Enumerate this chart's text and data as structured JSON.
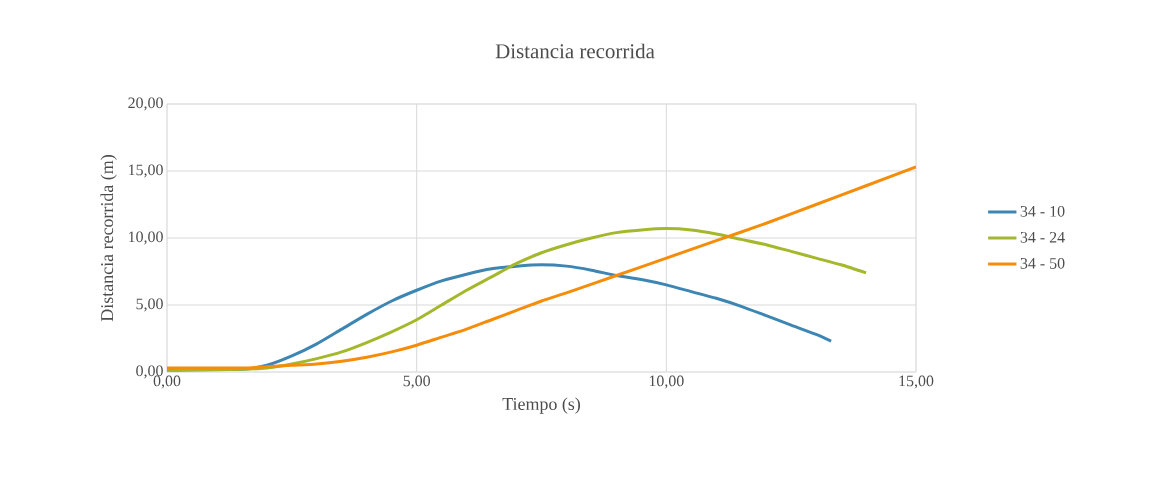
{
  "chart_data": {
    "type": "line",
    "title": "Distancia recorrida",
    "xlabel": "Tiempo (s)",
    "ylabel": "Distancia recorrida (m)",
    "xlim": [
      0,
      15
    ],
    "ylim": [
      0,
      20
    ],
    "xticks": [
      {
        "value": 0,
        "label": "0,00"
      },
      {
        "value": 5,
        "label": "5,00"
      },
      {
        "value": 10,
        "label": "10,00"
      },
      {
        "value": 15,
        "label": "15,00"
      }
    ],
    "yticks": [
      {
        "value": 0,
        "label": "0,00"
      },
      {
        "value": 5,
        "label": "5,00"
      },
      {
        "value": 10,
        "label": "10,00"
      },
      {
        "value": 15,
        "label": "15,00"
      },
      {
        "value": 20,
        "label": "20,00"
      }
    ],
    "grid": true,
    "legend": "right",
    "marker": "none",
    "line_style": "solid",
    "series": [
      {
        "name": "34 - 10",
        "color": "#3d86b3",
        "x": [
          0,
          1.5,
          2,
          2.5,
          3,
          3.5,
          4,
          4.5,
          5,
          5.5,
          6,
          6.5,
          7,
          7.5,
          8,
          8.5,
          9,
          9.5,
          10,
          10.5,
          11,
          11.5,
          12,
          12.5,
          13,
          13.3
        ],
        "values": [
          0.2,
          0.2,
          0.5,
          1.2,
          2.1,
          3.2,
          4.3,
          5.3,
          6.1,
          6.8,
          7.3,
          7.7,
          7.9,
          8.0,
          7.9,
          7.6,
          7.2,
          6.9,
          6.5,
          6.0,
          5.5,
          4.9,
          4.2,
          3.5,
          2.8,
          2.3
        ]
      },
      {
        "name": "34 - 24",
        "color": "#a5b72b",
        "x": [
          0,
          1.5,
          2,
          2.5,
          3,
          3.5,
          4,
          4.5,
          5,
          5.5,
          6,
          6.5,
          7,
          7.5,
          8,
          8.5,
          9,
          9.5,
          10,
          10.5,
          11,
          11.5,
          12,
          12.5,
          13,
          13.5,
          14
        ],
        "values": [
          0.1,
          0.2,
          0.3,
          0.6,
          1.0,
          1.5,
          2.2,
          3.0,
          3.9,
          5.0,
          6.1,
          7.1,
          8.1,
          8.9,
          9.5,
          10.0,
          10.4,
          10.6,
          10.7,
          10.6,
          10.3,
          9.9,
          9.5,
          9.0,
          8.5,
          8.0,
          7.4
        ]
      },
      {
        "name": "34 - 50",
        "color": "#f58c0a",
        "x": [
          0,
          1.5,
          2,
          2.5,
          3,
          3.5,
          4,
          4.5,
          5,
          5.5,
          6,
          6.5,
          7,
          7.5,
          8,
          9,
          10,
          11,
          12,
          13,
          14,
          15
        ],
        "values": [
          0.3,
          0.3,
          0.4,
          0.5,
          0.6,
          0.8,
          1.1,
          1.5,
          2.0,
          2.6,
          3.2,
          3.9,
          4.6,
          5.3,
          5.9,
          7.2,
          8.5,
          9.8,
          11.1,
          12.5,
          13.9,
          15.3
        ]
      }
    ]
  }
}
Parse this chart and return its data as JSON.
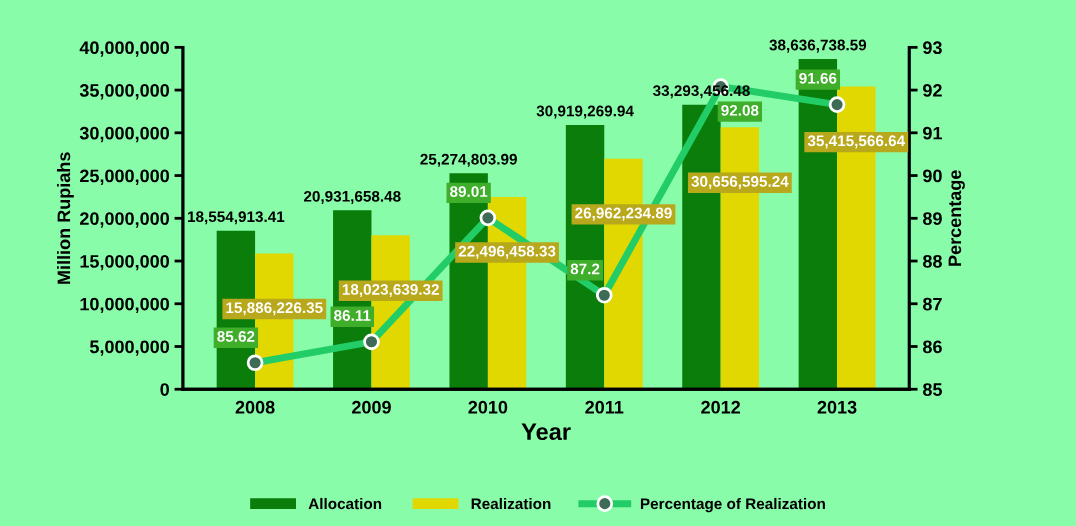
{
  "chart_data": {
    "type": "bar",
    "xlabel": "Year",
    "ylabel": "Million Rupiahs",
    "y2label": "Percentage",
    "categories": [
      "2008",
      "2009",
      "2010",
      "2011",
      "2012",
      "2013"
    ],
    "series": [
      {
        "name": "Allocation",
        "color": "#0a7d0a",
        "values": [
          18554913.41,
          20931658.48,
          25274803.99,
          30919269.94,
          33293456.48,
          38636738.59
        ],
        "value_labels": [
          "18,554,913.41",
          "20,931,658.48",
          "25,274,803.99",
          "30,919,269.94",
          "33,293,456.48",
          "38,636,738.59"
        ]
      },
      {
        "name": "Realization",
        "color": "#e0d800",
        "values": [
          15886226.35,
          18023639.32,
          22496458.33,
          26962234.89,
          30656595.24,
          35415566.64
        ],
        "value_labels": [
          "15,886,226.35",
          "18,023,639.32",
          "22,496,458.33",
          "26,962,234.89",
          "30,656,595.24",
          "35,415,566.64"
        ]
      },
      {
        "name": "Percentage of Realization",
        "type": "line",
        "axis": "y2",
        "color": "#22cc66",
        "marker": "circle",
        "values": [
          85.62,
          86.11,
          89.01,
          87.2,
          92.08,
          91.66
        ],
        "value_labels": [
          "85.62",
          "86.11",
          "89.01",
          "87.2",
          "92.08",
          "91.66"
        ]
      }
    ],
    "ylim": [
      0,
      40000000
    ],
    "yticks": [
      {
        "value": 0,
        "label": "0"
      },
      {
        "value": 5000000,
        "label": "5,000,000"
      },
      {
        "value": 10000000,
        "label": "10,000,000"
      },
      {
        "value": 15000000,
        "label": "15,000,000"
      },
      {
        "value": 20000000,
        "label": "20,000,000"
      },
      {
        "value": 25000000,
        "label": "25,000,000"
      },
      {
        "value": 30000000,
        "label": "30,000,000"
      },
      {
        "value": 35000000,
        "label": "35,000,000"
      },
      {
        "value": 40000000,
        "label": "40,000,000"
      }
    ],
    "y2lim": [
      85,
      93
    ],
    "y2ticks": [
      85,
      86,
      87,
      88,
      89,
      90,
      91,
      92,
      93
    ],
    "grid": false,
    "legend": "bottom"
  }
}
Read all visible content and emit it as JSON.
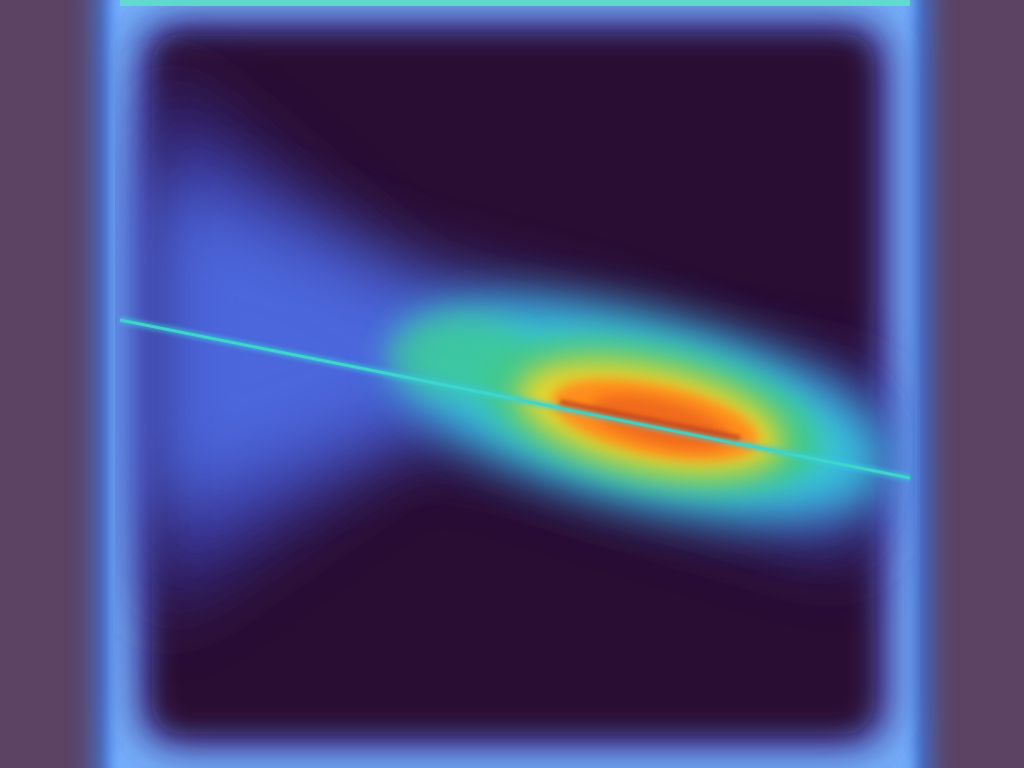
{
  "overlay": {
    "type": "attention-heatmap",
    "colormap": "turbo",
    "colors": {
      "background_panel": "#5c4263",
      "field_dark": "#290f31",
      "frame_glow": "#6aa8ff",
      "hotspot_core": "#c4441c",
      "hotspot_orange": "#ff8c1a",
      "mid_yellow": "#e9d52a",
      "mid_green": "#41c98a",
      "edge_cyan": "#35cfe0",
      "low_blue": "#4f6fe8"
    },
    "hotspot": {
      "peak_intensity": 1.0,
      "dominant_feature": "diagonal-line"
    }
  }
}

┄┄┄┄┄┄

#### Short exercise:
Quote each line of the listing exactly, but leave the pictures out.

#### Response below:
Enumerate this chart's text and data as structured JSON.
{
  "chart_data": {
    "type": "line",
    "title": "Distancia recorrida",
    "xlabel": "Tiempo (s)",
    "ylabel": "Distancia recorrida (m)",
    "xlim": [
      0,
      15
    ],
    "ylim": [
      0,
      20
    ],
    "xticks": [
      {
        "value": 0,
        "label": "0,00"
      },
      {
        "value": 5,
        "label": "5,00"
      },
      {
        "value": 10,
        "label": "10,00"
      },
      {
        "value": 15,
        "label": "15,00"
      }
    ],
    "yticks": [
      {
        "value": 0,
        "label": "0,00"
      },
      {
        "value": 5,
        "label": "5,00"
      },
      {
        "value": 10,
        "label": "10,00"
      },
      {
        "value": 15,
        "label": "15,00"
      },
      {
        "value": 20,
        "label": "20,00"
      }
    ],
    "grid": true,
    "legend": "right",
    "marker": "none",
    "line_style": "solid",
    "series": [
      {
        "name": "34 - 10",
        "color": "#3d86b3",
        "x": [
          0,
          1.5,
          2,
          2.5,
          3,
          3.5,
          4,
          4.5,
          5,
          5.5,
          6,
          6.5,
          7,
          7.5,
          8,
          8.5,
          9,
          9.5,
          10,
          10.5,
          11,
          11.5,
          12,
          12.5,
          13,
          13.3
        ],
        "values": [
          0.2,
          0.2,
          0.5,
          1.2,
          2.1,
          3.2,
          4.3,
          5.3,
          6.1,
          6.8,
          7.3,
          7.7,
          7.9,
          8.0,
          7.9,
          7.6,
          7.2,
          6.9,
          6.5,
          6.0,
          5.5,
          4.9,
          4.2,
          3.5,
          2.8,
          2.3
        ]
      },
      {
        "name": "34 - 24",
        "color": "#a5b72b",
        "x": [
          0,
          1.5,
          2,
          2.5,
          3,
          3.5,
          4,
          4.5,
          5,
          5.5,
          6,
          6.5,
          7,
          7.5,
          8,
          8.5,
          9,
          9.5,
          10,
          10.5,
          11,
          11.5,
          12,
          12.5,
          13,
          13.5,
          14
        ],
        "values": [
          0.1,
          0.2,
          0.3,
          0.6,
          1.0,
          1.5,
          2.2,
          3.0,
          3.9,
          5.0,
          6.1,
          7.1,
          8.1,
          8.9,
          9.5,
          10.0,
          10.4,
          10.6,
          10.7,
          10.6,
          10.3,
          9.9,
          9.5,
          9.0,
          8.5,
          8.0,
          7.4
        ]
      },
      {
        "name": "34 - 50",
        "color": "#f58c0a",
        "x": [
          0,
          1.5,
          2,
          2.5,
          3,
          3.5,
          4,
          4.5,
          5,
          5.5,
          6,
          6.5,
          7,
          7.5,
          8,
          9,
          10,
          11,
          12,
          13,
          14,
          15
        ],
        "values": [
          0.3,
          0.3,
          0.4,
          0.5,
          0.6,
          0.8,
          1.1,
          1.5,
          2.0,
          2.6,
          3.2,
          3.9,
          4.6,
          5.3,
          5.9,
          7.2,
          8.5,
          9.8,
          11.1,
          12.5,
          13.9,
          15.3
        ]
      }
    ]
  }
}
Parse this chart and return its data as JSON.
{
  "chart_data": {
    "type": "bar",
    "xlabel": "Year",
    "ylabel": "Million Rupiahs",
    "y2label": "Percentage",
    "categories": [
      "2008",
      "2009",
      "2010",
      "2011",
      "2012",
      "2013"
    ],
    "series": [
      {
        "name": "Allocation",
        "color": "#0a7d0a",
        "values": [
          18554913.41,
          20931658.48,
          25274803.99,
          30919269.94,
          33293456.48,
          38636738.59
        ],
        "value_labels": [
          "18,554,913.41",
          "20,931,658.48",
          "25,274,803.99",
          "30,919,269.94",
          "33,293,456.48",
          "38,636,738.59"
        ]
      },
      {
        "name": "Realization",
        "color": "#e0d800",
        "values": [
          15886226.35,
          18023639.32,
          22496458.33,
          26962234.89,
          30656595.24,
          35415566.64
        ],
        "value_labels": [
          "15,886,226.35",
          "18,023,639.32",
          "22,496,458.33",
          "26,962,234.89",
          "30,656,595.24",
          "35,415,566.64"
        ]
      },
      {
        "name": "Percentage of Realization",
        "type": "line",
        "axis": "y2",
        "color": "#22cc66",
        "marker": "circle",
        "values": [
          85.62,
          86.11,
          89.01,
          87.2,
          92.08,
          91.66
        ],
        "value_labels": [
          "85.62",
          "86.11",
          "89.01",
          "87.2",
          "92.08",
          "91.66"
        ]
      }
    ],
    "ylim": [
      0,
      40000000
    ],
    "yticks": [
      {
        "value": 0,
        "label": "0"
      },
      {
        "value": 5000000,
        "label": "5,000,000"
      },
      {
        "value": 10000000,
        "label": "10,000,000"
      },
      {
        "value": 15000000,
        "label": "15,000,000"
      },
      {
        "value": 20000000,
        "label": "20,000,000"
      },
      {
        "value": 25000000,
        "label": "25,000,000"
      },
      {
        "value": 30000000,
        "label": "30,000,000"
      },
      {
        "value": 35000000,
        "label": "35,000,000"
      },
      {
        "value": 40000000,
        "label": "40,000,000"
      }
    ],
    "y2lim": [
      85,
      93
    ],
    "y2ticks": [
      85,
      86,
      87,
      88,
      89,
      90,
      91,
      92,
      93
    ],
    "grid": false,
    "legend": "bottom"
  }
}
Read all visible content and emit it as JSON.
{
  "overlay": {
    "type": "attention-heatmap",
    "colormap": "turbo",
    "colors": {
      "background_panel": "#5c4263",
      "field_dark": "#290f31",
      "frame_glow": "#6aa8ff",
      "hotspot_core": "#c4441c",
      "hotspot_orange": "#ff8c1a",
      "mid_yellow": "#e9d52a",
      "mid_green": "#41c98a",
      "edge_cyan": "#35cfe0",
      "low_blue": "#4f6fe8"
    },
    "hotspot": {
      "peak_intensity": 1.0,
      "dominant_feature": "diagonal-line"
    }
  }
}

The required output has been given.